DATA SUPPLIED
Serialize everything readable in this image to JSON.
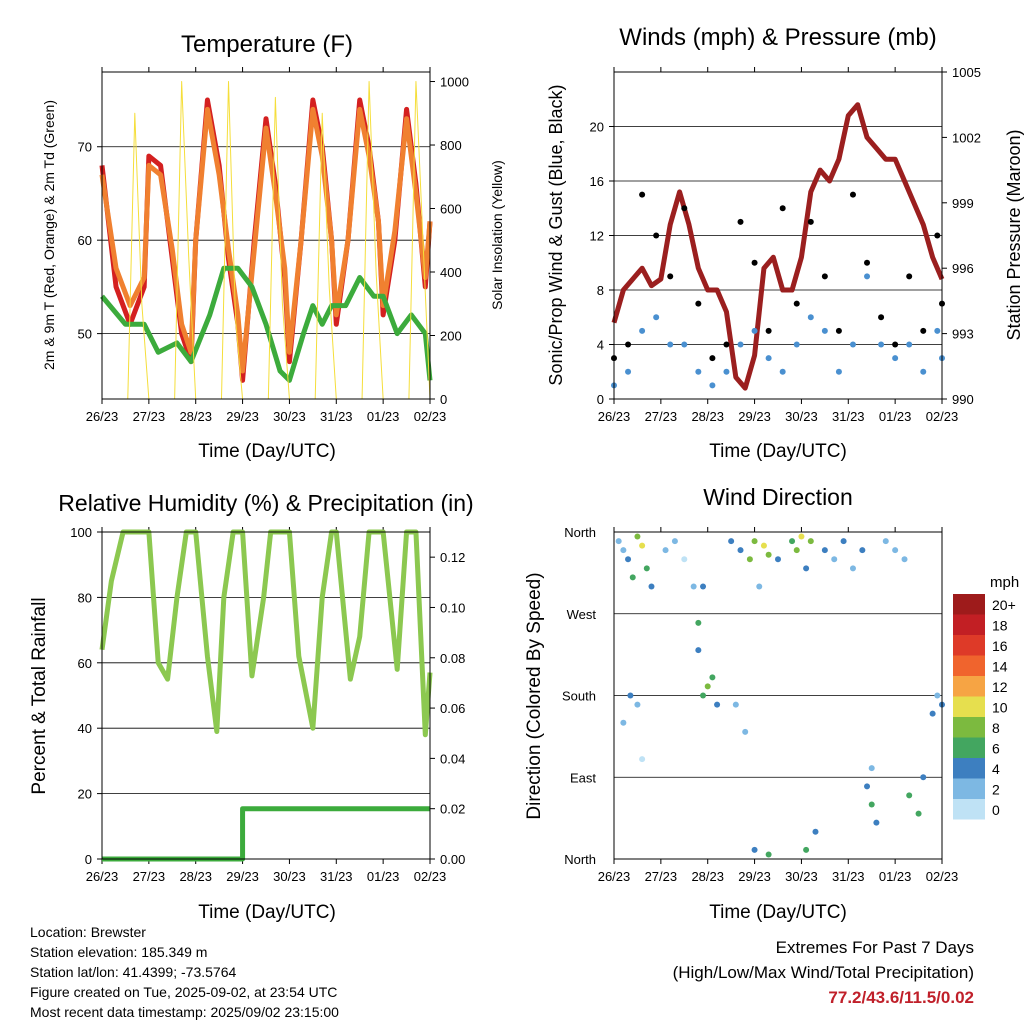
{
  "time_ticks": [
    "26/23",
    "27/23",
    "28/23",
    "29/23",
    "30/23",
    "31/23",
    "01/23",
    "02/23"
  ],
  "chart_data": [
    {
      "type": "line",
      "title": "Temperature (F)",
      "xlabel": "Time (Day/UTC)",
      "ylabel": "2m & 9m T (Red, Orange) & 2m Td (Green)",
      "y2label": "Solar Insolation (Yellow)",
      "ylim": [
        43,
        78
      ],
      "y2lim": [
        0,
        1030
      ],
      "yticks": [
        50,
        60,
        70
      ],
      "y2ticks": [
        0,
        200,
        400,
        600,
        800,
        1000
      ],
      "series": [
        {
          "color": "#d42020",
          "x": [
            0,
            0.3,
            0.6,
            0.9,
            1.0,
            1.25,
            1.5,
            1.7,
            1.9,
            2.0,
            2.25,
            2.5,
            2.7,
            2.9,
            3.0,
            3.25,
            3.5,
            3.7,
            3.9,
            4.0,
            4.25,
            4.5,
            4.7,
            4.9,
            5.0,
            5.25,
            5.5,
            5.7,
            5.9,
            6.0,
            6.25,
            6.5,
            6.7,
            6.9,
            7.0
          ],
          "values": [
            68,
            55,
            51,
            55,
            69,
            68,
            58,
            50,
            47,
            60,
            75,
            68,
            58,
            51,
            45,
            60,
            73,
            66,
            56,
            47,
            60,
            75,
            70,
            60,
            51,
            60,
            75,
            70,
            62,
            52,
            60,
            74,
            66,
            55,
            62
          ]
        },
        {
          "color": "#f08030",
          "x": [
            0,
            0.3,
            0.6,
            0.9,
            1.0,
            1.25,
            1.5,
            1.7,
            1.9,
            2.0,
            2.25,
            2.5,
            2.7,
            2.9,
            3.0,
            3.25,
            3.5,
            3.7,
            3.9,
            4.0,
            4.25,
            4.5,
            4.7,
            4.9,
            5.0,
            5.25,
            5.5,
            5.7,
            5.9,
            6.0,
            6.25,
            6.5,
            6.7,
            6.9,
            7.0
          ],
          "values": [
            67,
            57,
            53,
            56,
            68,
            67,
            59,
            51,
            48,
            60,
            74,
            67,
            59,
            52,
            46,
            59,
            72,
            65,
            57,
            48,
            60,
            74,
            69,
            60,
            52,
            60,
            74,
            69,
            62,
            53,
            61,
            73,
            65,
            56,
            62
          ]
        },
        {
          "color": "#3cab3c",
          "x": [
            0,
            0.5,
            0.9,
            1.2,
            1.6,
            1.9,
            2.3,
            2.6,
            2.9,
            3.2,
            3.5,
            3.8,
            4.0,
            4.3,
            4.5,
            4.7,
            4.9,
            5.2,
            5.5,
            5.8,
            6.0,
            6.3,
            6.6,
            6.9,
            7.0
          ],
          "values": [
            54,
            51,
            51,
            48,
            49,
            47,
            52,
            57,
            57,
            55,
            51,
            46,
            45,
            50,
            53,
            51,
            53,
            53,
            56,
            54,
            54,
            50,
            52,
            50,
            45
          ]
        },
        {
          "axis": "y2",
          "color": "#f5de3a",
          "x": [
            0,
            0.55,
            0.7,
            0.85,
            1.0,
            1.55,
            1.7,
            1.85,
            2.0,
            2.55,
            2.7,
            2.85,
            3.0,
            3.55,
            3.7,
            3.85,
            4.0,
            4.55,
            4.7,
            4.85,
            5.0,
            5.55,
            5.7,
            5.85,
            6.0,
            6.55,
            6.7,
            6.85,
            7.0
          ],
          "values": [
            0,
            0,
            900,
            300,
            0,
            0,
            1000,
            450,
            0,
            0,
            1000,
            250,
            0,
            0,
            950,
            300,
            0,
            0,
            900,
            350,
            0,
            0,
            1000,
            400,
            0,
            0,
            1000,
            500,
            0
          ]
        }
      ]
    },
    {
      "type": "scatter",
      "title": "Winds (mph) & Pressure (mb)",
      "xlabel": "Time (Day/UTC)",
      "ylabel": "Sonic/Prop Wind & Gust (Blue, Black)",
      "y2label": "Station Pressure (Maroon)",
      "ylim": [
        0,
        24
      ],
      "y2lim": [
        990,
        1005
      ],
      "yticks": [
        0,
        4,
        8,
        12,
        16,
        20
      ],
      "y2ticks": [
        990,
        993,
        996,
        999,
        1002,
        1005
      ],
      "series": [
        {
          "axis": "y2",
          "color": "#9b1f1f",
          "x": [
            0,
            0.2,
            0.4,
            0.6,
            0.8,
            1.0,
            1.2,
            1.4,
            1.6,
            1.8,
            2.0,
            2.2,
            2.4,
            2.6,
            2.8,
            3.0,
            3.2,
            3.4,
            3.6,
            3.8,
            4.0,
            4.2,
            4.4,
            4.6,
            4.8,
            5.0,
            5.2,
            5.4,
            5.6,
            5.8,
            6.0,
            6.2,
            6.4,
            6.6,
            6.8,
            7.0
          ],
          "values": [
            993.5,
            995,
            995.5,
            996,
            995.2,
            995.5,
            998,
            999.5,
            998,
            996,
            995,
            995,
            994,
            991,
            990.5,
            992,
            996,
            996.5,
            995,
            995,
            996.5,
            999.5,
            1000.5,
            1000,
            1001,
            1003,
            1003.5,
            1002,
            1001.5,
            1001,
            1001,
            1000,
            999,
            998,
            996.5,
            995.5
          ]
        },
        {
          "color": "#4a90d0",
          "x": [
            0,
            0.3,
            0.6,
            0.9,
            1.2,
            1.5,
            1.8,
            2.1,
            2.4,
            2.7,
            3.0,
            3.3,
            3.6,
            3.9,
            4.2,
            4.5,
            4.8,
            5.1,
            5.4,
            5.7,
            6.0,
            6.3,
            6.6,
            6.9,
            7.0
          ],
          "values": [
            1,
            2,
            5,
            6,
            4,
            4,
            2,
            1,
            2,
            4,
            5,
            3,
            2,
            4,
            6,
            5,
            2,
            4,
            9,
            4,
            3,
            4,
            2,
            5,
            3
          ]
        },
        {
          "color": "#000000",
          "x": [
            0,
            0.3,
            0.6,
            0.9,
            1.2,
            1.5,
            1.8,
            2.1,
            2.4,
            2.7,
            3.0,
            3.3,
            3.6,
            3.9,
            4.2,
            4.5,
            4.8,
            5.1,
            5.4,
            5.7,
            6.0,
            6.3,
            6.6,
            6.9,
            7.0
          ],
          "values": [
            3,
            4,
            15,
            12,
            9,
            14,
            7,
            3,
            4,
            13,
            10,
            5,
            14,
            7,
            13,
            9,
            5,
            15,
            10,
            6,
            4,
            9,
            5,
            12,
            7
          ]
        }
      ]
    },
    {
      "type": "line",
      "title": "Relative Humidity (%) & Precipitation (in)",
      "xlabel": "Time (Day/UTC)",
      "ylabel": "Percent & Total Rainfall",
      "ylim": [
        0,
        100
      ],
      "y2lim": [
        0,
        0.13
      ],
      "yticks": [
        0,
        20,
        40,
        60,
        80,
        100
      ],
      "y2ticks": [
        "0.00",
        "0.02",
        "0.04",
        "0.06",
        "0.08",
        "0.10",
        "0.12"
      ],
      "series": [
        {
          "color": "#8cc850",
          "x": [
            0,
            0.2,
            0.45,
            0.6,
            0.75,
            1.0,
            1.2,
            1.4,
            1.6,
            1.8,
            2.0,
            2.25,
            2.45,
            2.6,
            2.8,
            3.0,
            3.2,
            3.45,
            3.6,
            3.8,
            4.0,
            4.2,
            4.5,
            4.7,
            4.9,
            5.0,
            5.3,
            5.5,
            5.7,
            5.9,
            6.0,
            6.3,
            6.5,
            6.7,
            6.9,
            7.0
          ],
          "values": [
            64,
            85,
            100,
            100,
            100,
            100,
            60,
            55,
            80,
            100,
            100,
            62,
            39,
            80,
            100,
            100,
            56,
            80,
            100,
            100,
            100,
            62,
            40,
            80,
            100,
            100,
            55,
            68,
            100,
            100,
            100,
            58,
            100,
            100,
            38,
            57
          ]
        },
        {
          "axis": "y2",
          "color": "#3cab3c",
          "x": [
            0,
            0.5,
            1.0,
            1.5,
            2.0,
            2.5,
            3.0,
            3.0,
            3.5,
            4.0,
            4.5,
            5.0,
            5.5,
            6.0,
            6.5,
            7.0
          ],
          "values": [
            0,
            0,
            0,
            0,
            0,
            0,
            0,
            0.02,
            0.02,
            0.02,
            0.02,
            0.02,
            0.02,
            0.02,
            0.02,
            0.02
          ]
        }
      ]
    },
    {
      "type": "scatter",
      "title": "Wind Direction",
      "xlabel": "Time (Day/UTC)",
      "ylabel": "Direction (Colored By Speed)",
      "ylim": [
        0,
        360
      ],
      "yticklabels": [
        "North",
        "East",
        "South",
        "West",
        "North"
      ],
      "colorbar_title": "mph",
      "colorbar": [
        {
          "label": "20+",
          "color": "#9e1b1b"
        },
        {
          "label": "18",
          "color": "#c21f24"
        },
        {
          "label": "16",
          "color": "#de3a28"
        },
        {
          "label": "14",
          "color": "#f0642d"
        },
        {
          "label": "12",
          "color": "#f6a444"
        },
        {
          "label": "10",
          "color": "#e6df4e"
        },
        {
          "label": "8",
          "color": "#7cba3f"
        },
        {
          "label": "6",
          "color": "#43a660"
        },
        {
          "label": "4",
          "color": "#3d7fc0"
        },
        {
          "label": "2",
          "color": "#7db8e3"
        },
        {
          "label": "0",
          "color": "#bfe2f5"
        }
      ],
      "points": [
        [
          0.1,
          350,
          2
        ],
        [
          0.2,
          340,
          1
        ],
        [
          0.3,
          330,
          3
        ],
        [
          0.4,
          310,
          6
        ],
        [
          0.5,
          355,
          8
        ],
        [
          0.6,
          345,
          10
        ],
        [
          0.7,
          320,
          6
        ],
        [
          0.8,
          300,
          3
        ],
        [
          0.35,
          180,
          3
        ],
        [
          0.5,
          170,
          2
        ],
        [
          0.2,
          150,
          1
        ],
        [
          0.6,
          110,
          0
        ],
        [
          1.1,
          340,
          2
        ],
        [
          1.3,
          350,
          1
        ],
        [
          1.5,
          330,
          0
        ],
        [
          1.7,
          300,
          1
        ],
        [
          1.8,
          230,
          4
        ],
        [
          1.9,
          180,
          6
        ],
        [
          2.0,
          190,
          8
        ],
        [
          2.1,
          200,
          6
        ],
        [
          2.2,
          170,
          4
        ],
        [
          1.9,
          300,
          3
        ],
        [
          1.8,
          260,
          5
        ],
        [
          2.5,
          350,
          3
        ],
        [
          2.7,
          340,
          4
        ],
        [
          2.9,
          330,
          8
        ],
        [
          3.0,
          350,
          8
        ],
        [
          3.2,
          345,
          10
        ],
        [
          3.3,
          335,
          8
        ],
        [
          3.1,
          300,
          2
        ],
        [
          2.6,
          170,
          1
        ],
        [
          2.8,
          140,
          2
        ],
        [
          3.0,
          10,
          4
        ],
        [
          3.3,
          5,
          6
        ],
        [
          3.5,
          330,
          4
        ],
        [
          3.8,
          350,
          6
        ],
        [
          3.9,
          340,
          8
        ],
        [
          4.0,
          355,
          10
        ],
        [
          4.2,
          350,
          8
        ],
        [
          4.1,
          320,
          4
        ],
        [
          4.3,
          30,
          4
        ],
        [
          4.1,
          10,
          6
        ],
        [
          4.5,
          340,
          3
        ],
        [
          4.7,
          330,
          2
        ],
        [
          4.9,
          350,
          4
        ],
        [
          5.1,
          320,
          2
        ],
        [
          5.3,
          340,
          3
        ],
        [
          5.4,
          80,
          4
        ],
        [
          5.5,
          60,
          6
        ],
        [
          5.6,
          40,
          4
        ],
        [
          5.5,
          100,
          2
        ],
        [
          5.8,
          350,
          2
        ],
        [
          6.0,
          340,
          1
        ],
        [
          6.2,
          330,
          2
        ],
        [
          6.3,
          70,
          6
        ],
        [
          6.5,
          50,
          6
        ],
        [
          6.6,
          90,
          4
        ],
        [
          6.8,
          160,
          4
        ],
        [
          6.9,
          180,
          2
        ],
        [
          7.0,
          170,
          4
        ]
      ]
    }
  ],
  "meta": {
    "location": "Location: Brewster",
    "elevation": "Station elevation: 185.349 m",
    "latlon": "Station lat/lon: 41.4399; -73.5764",
    "created": "Figure created on Tue, 2025-09-02, at 23:54 UTC",
    "recent": "Most recent data timestamp: 2025/09/02 23:15:00"
  },
  "extremes": {
    "title": "Extremes For Past 7 Days",
    "subtitle": "(High/Low/Max Wind/Total Precipitation)",
    "values": "77.2/43.6/11.5/0.02",
    "values_color": "#c0202a"
  }
}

TASK OBJECTIVE
Your answer should be a single number: the count of lines in these records that hold the string "Precipitation".

WRITTEN RESPONSE
2